Start MATERIAL FOR THE TASK
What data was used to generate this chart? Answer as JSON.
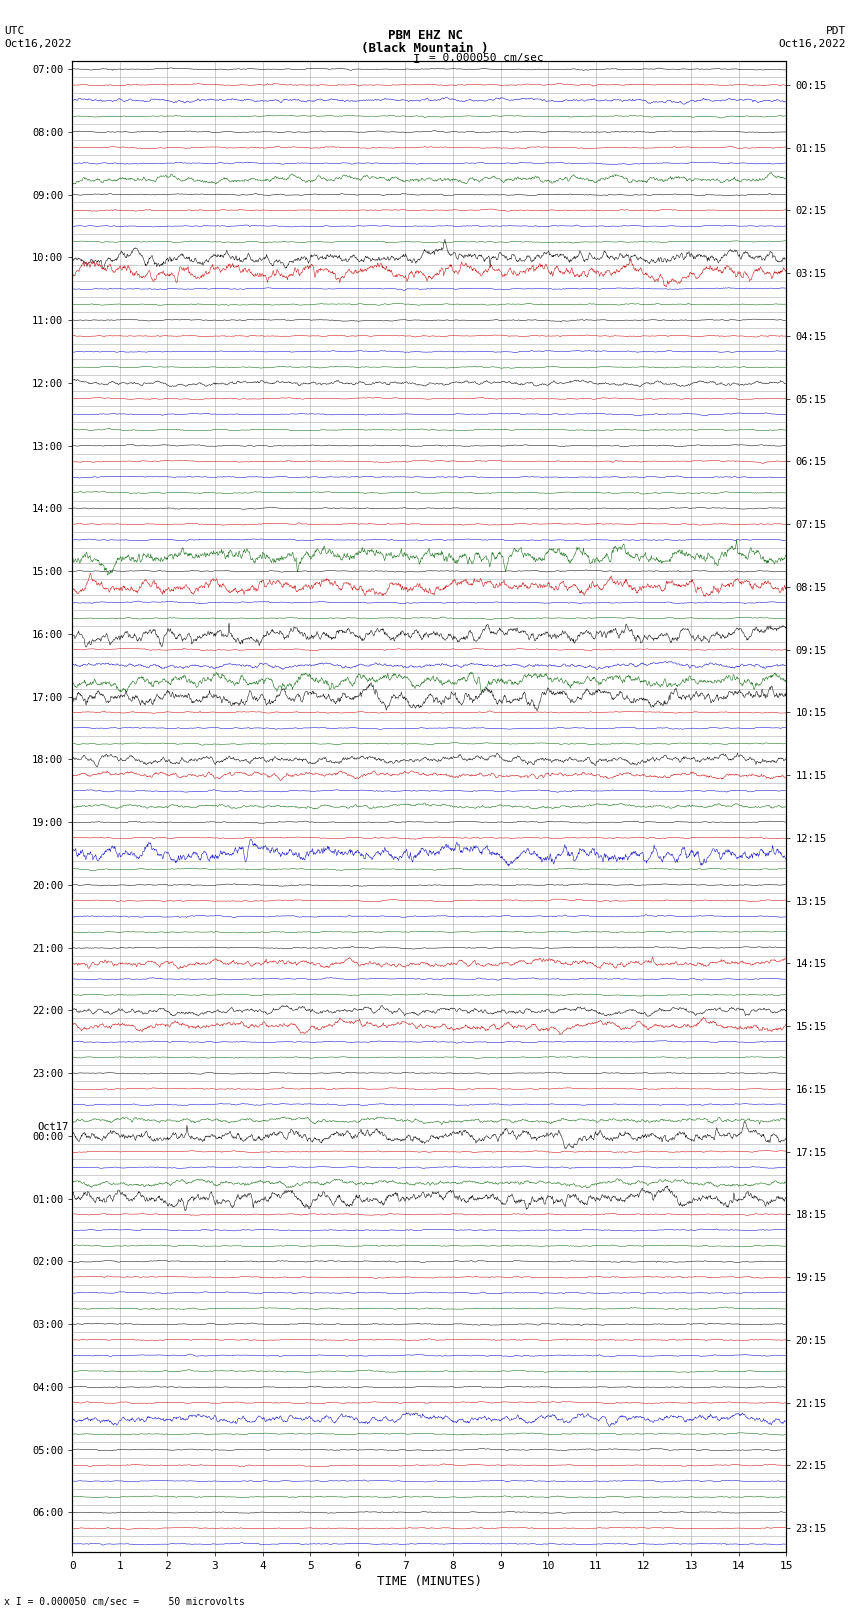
{
  "title_line1": "PBM EHZ NC",
  "title_line2": "(Black Mountain )",
  "scale_text": "I = 0.000050 cm/sec",
  "left_header_line1": "UTC",
  "left_header_line2": "Oct16,2022",
  "right_header_line1": "PDT",
  "right_header_line2": "Oct16,2022",
  "xlabel": "TIME (MINUTES)",
  "bottom_label": "x I = 0.000050 cm/sec =     50 microvolts",
  "xmin": 0,
  "xmax": 15,
  "noise_seed": 42,
  "background_color": "#ffffff",
  "grid_color": "#aaaaaa",
  "fig_width": 8.5,
  "fig_height": 16.13,
  "n_traces": 95,
  "samples_per_trace": 1800,
  "trace_colors": [
    "#000000",
    "#cc0000",
    "#0000cc",
    "#006600"
  ],
  "base_amplitude": 0.03,
  "strong_amplitude_factor": 8.0
}
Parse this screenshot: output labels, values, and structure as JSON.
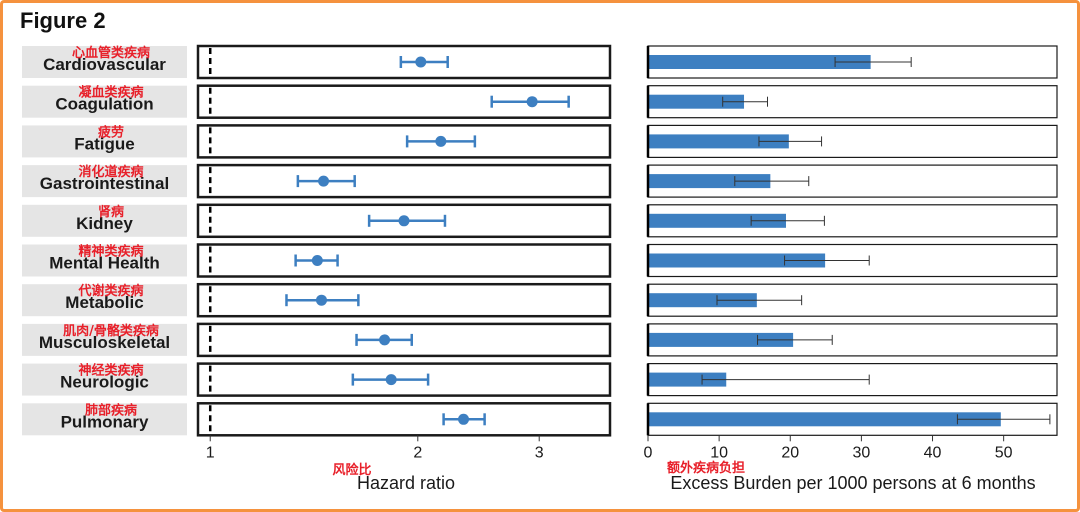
{
  "figure_title": "Figure 2",
  "colors": {
    "accent": "#3d7fc1",
    "label_bg": "#e5e5e5",
    "annotation": "#e8202a",
    "frame": "#f5923e",
    "panel_border": "#1a1a1a"
  },
  "chart_data": [
    {
      "type": "scatter",
      "subtype": "forest-plot",
      "categories": [
        "Cardiovascular",
        "Coagulation",
        "Fatigue",
        "Gastrointestinal",
        "Kidney",
        "Mental Health",
        "Metabolic",
        "Musculoskeletal",
        "Neurologic",
        "Pulmonary"
      ],
      "categories_cn": [
        "心血管类疾病",
        "凝血类疾病",
        "疲劳",
        "消化道疾病",
        "肾病",
        "精神类疾病",
        "代谢类疾病",
        "肌肉/骨骼类疾病",
        "神经类疾病",
        "肺部疾病"
      ],
      "hr": [
        2.02,
        2.93,
        2.16,
        1.46,
        1.91,
        1.43,
        1.45,
        1.79,
        1.83,
        2.33
      ],
      "ci_low": [
        1.89,
        2.56,
        1.93,
        1.34,
        1.7,
        1.33,
        1.29,
        1.63,
        1.61,
        2.18
      ],
      "ci_high": [
        2.21,
        3.31,
        2.42,
        1.62,
        2.19,
        1.53,
        1.64,
        1.96,
        2.07,
        2.5
      ],
      "xlabel": "Hazard ratio",
      "xlabel_cn": "风险比",
      "x_scale": "log",
      "xlim": [
        0.96,
        3.8
      ],
      "xticks": [
        1,
        2,
        3
      ],
      "reference_line": 1
    },
    {
      "type": "bar",
      "orientation": "horizontal",
      "categories": [
        "Cardiovascular",
        "Coagulation",
        "Fatigue",
        "Gastrointestinal",
        "Kidney",
        "Mental Health",
        "Metabolic",
        "Musculoskeletal",
        "Neurologic",
        "Pulmonary"
      ],
      "values": [
        31.3,
        13.5,
        19.8,
        17.2,
        19.4,
        24.9,
        15.3,
        20.4,
        11.0,
        49.6
      ],
      "err_low": [
        26.3,
        10.5,
        15.6,
        12.2,
        14.5,
        19.2,
        9.7,
        15.4,
        7.6,
        43.5
      ],
      "err_high": [
        37.0,
        16.8,
        24.4,
        22.6,
        24.8,
        31.1,
        21.6,
        25.9,
        31.1,
        56.5
      ],
      "xlabel": "Excess Burden per 1000 persons at 6 months",
      "xlabel_cn": "额外疾病负担",
      "xlim": [
        0,
        57.5
      ],
      "xticks": [
        0,
        10,
        20,
        30,
        40,
        50
      ]
    }
  ]
}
End MATERIAL FOR THE TASK
Will you restate every entry word for word and omit the images?

What data was used to generate this chart? Answer as JSON.
{
  "title_line1": "PBM EHZ NC",
  "title_line2": "(Black Mountain )",
  "scale_text": "I = 0.000050 cm/sec",
  "left_header_line1": "UTC",
  "left_header_line2": "Oct16,2022",
  "right_header_line1": "PDT",
  "right_header_line2": "Oct16,2022",
  "xlabel": "TIME (MINUTES)",
  "bottom_label": "x I = 0.000050 cm/sec =     50 microvolts",
  "xmin": 0,
  "xmax": 15,
  "noise_seed": 42,
  "background_color": "#ffffff",
  "grid_color": "#aaaaaa",
  "fig_width": 8.5,
  "fig_height": 16.13,
  "n_traces": 95,
  "samples_per_trace": 1800,
  "trace_colors": [
    "#000000",
    "#cc0000",
    "#0000cc",
    "#006600"
  ],
  "base_amplitude": 0.03,
  "strong_amplitude_factor": 8.0
}
Parse this screenshot: output labels, values, and structure as JSON.
{
  "figure_title": "Figure 2",
  "colors": {
    "accent": "#3d7fc1",
    "label_bg": "#e5e5e5",
    "annotation": "#e8202a",
    "frame": "#f5923e",
    "panel_border": "#1a1a1a"
  },
  "chart_data": [
    {
      "type": "scatter",
      "subtype": "forest-plot",
      "categories": [
        "Cardiovascular",
        "Coagulation",
        "Fatigue",
        "Gastrointestinal",
        "Kidney",
        "Mental Health",
        "Metabolic",
        "Musculoskeletal",
        "Neurologic",
        "Pulmonary"
      ],
      "categories_cn": [
        "心血管类疾病",
        "凝血类疾病",
        "疲劳",
        "消化道疾病",
        "肾病",
        "精神类疾病",
        "代谢类疾病",
        "肌肉/骨骼类疾病",
        "神经类疾病",
        "肺部疾病"
      ],
      "hr": [
        2.02,
        2.93,
        2.16,
        1.46,
        1.91,
        1.43,
        1.45,
        1.79,
        1.83,
        2.33
      ],
      "ci_low": [
        1.89,
        2.56,
        1.93,
        1.34,
        1.7,
        1.33,
        1.29,
        1.63,
        1.61,
        2.18
      ],
      "ci_high": [
        2.21,
        3.31,
        2.42,
        1.62,
        2.19,
        1.53,
        1.64,
        1.96,
        2.07,
        2.5
      ],
      "xlabel": "Hazard ratio",
      "xlabel_cn": "风险比",
      "x_scale": "log",
      "xlim": [
        0.96,
        3.8
      ],
      "xticks": [
        1,
        2,
        3
      ],
      "reference_line": 1
    },
    {
      "type": "bar",
      "orientation": "horizontal",
      "categories": [
        "Cardiovascular",
        "Coagulation",
        "Fatigue",
        "Gastrointestinal",
        "Kidney",
        "Mental Health",
        "Metabolic",
        "Musculoskeletal",
        "Neurologic",
        "Pulmonary"
      ],
      "values": [
        31.3,
        13.5,
        19.8,
        17.2,
        19.4,
        24.9,
        15.3,
        20.4,
        11.0,
        49.6
      ],
      "err_low": [
        26.3,
        10.5,
        15.6,
        12.2,
        14.5,
        19.2,
        9.7,
        15.4,
        7.6,
        43.5
      ],
      "err_high": [
        37.0,
        16.8,
        24.4,
        22.6,
        24.8,
        31.1,
        21.6,
        25.9,
        31.1,
        56.5
      ],
      "xlabel": "Excess Burden per 1000 persons at 6 months",
      "xlabel_cn": "额外疾病负担",
      "xlim": [
        0,
        57.5
      ],
      "xticks": [
        0,
        10,
        20,
        30,
        40,
        50
      ]
    }
  ]
}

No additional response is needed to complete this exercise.